--- Start DATA ENTRIES ---
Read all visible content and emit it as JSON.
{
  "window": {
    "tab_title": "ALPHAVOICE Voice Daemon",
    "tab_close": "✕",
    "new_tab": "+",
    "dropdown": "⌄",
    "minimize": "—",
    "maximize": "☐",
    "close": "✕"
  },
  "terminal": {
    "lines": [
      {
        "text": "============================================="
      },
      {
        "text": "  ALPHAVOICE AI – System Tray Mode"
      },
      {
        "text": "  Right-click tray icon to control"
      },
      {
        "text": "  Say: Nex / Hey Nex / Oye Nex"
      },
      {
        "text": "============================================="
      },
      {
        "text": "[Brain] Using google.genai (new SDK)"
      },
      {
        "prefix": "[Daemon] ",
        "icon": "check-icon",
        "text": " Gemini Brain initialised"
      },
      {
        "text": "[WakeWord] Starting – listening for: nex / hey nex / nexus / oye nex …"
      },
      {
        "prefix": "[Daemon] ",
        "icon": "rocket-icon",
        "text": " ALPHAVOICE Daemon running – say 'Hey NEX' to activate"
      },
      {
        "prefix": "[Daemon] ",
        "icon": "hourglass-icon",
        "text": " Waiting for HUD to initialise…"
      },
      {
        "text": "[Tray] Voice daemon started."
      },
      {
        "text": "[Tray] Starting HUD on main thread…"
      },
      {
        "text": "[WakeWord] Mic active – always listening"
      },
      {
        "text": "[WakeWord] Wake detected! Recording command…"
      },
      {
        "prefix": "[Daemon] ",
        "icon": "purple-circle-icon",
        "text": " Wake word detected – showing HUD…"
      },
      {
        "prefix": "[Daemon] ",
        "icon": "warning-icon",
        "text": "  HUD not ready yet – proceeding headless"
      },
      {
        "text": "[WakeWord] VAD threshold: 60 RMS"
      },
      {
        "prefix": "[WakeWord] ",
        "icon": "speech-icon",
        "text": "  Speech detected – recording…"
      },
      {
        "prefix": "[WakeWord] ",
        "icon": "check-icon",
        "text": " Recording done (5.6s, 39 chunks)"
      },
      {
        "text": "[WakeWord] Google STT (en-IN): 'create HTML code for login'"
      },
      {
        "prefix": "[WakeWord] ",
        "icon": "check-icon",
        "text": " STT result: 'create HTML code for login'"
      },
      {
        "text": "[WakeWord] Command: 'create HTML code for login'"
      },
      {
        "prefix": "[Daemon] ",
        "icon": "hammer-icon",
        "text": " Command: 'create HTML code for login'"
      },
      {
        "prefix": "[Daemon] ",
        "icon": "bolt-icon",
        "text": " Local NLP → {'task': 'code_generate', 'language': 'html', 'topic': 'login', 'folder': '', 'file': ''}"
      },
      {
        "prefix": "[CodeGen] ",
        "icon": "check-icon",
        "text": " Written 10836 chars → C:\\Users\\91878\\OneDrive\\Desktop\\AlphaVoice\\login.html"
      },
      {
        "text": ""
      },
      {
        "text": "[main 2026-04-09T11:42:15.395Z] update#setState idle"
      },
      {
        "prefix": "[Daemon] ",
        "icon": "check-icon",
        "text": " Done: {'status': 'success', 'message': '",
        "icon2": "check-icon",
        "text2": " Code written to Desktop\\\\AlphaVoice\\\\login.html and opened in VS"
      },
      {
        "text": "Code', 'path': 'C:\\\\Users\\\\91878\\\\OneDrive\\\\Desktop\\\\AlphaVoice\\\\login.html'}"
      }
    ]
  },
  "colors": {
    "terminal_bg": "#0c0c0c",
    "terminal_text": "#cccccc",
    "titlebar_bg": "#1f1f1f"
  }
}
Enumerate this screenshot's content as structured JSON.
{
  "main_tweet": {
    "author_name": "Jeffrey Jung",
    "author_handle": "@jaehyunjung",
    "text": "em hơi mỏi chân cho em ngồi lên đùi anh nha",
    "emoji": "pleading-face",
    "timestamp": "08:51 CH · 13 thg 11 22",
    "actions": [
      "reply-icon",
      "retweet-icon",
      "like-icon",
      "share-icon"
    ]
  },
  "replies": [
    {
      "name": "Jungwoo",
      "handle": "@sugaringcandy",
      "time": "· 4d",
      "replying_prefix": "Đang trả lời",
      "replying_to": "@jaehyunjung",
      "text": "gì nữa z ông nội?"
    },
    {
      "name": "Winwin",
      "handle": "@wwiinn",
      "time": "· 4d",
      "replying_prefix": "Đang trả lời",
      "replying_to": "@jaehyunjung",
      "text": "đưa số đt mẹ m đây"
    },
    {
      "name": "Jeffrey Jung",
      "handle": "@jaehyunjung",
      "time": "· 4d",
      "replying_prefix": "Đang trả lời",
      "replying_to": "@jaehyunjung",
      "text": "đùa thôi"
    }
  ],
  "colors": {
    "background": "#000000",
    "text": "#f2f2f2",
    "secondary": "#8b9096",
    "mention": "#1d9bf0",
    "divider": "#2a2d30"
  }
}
--- End DATA ENTRIES ---
**OBJECTIVE:**
In the records above, locate the lines holding the word "Brain". Copy each of them.

**FINAL RESULT:**
        "text": "[Brain] Using google.genai (new SDK)"
        "text": " Gemini Brain initialised"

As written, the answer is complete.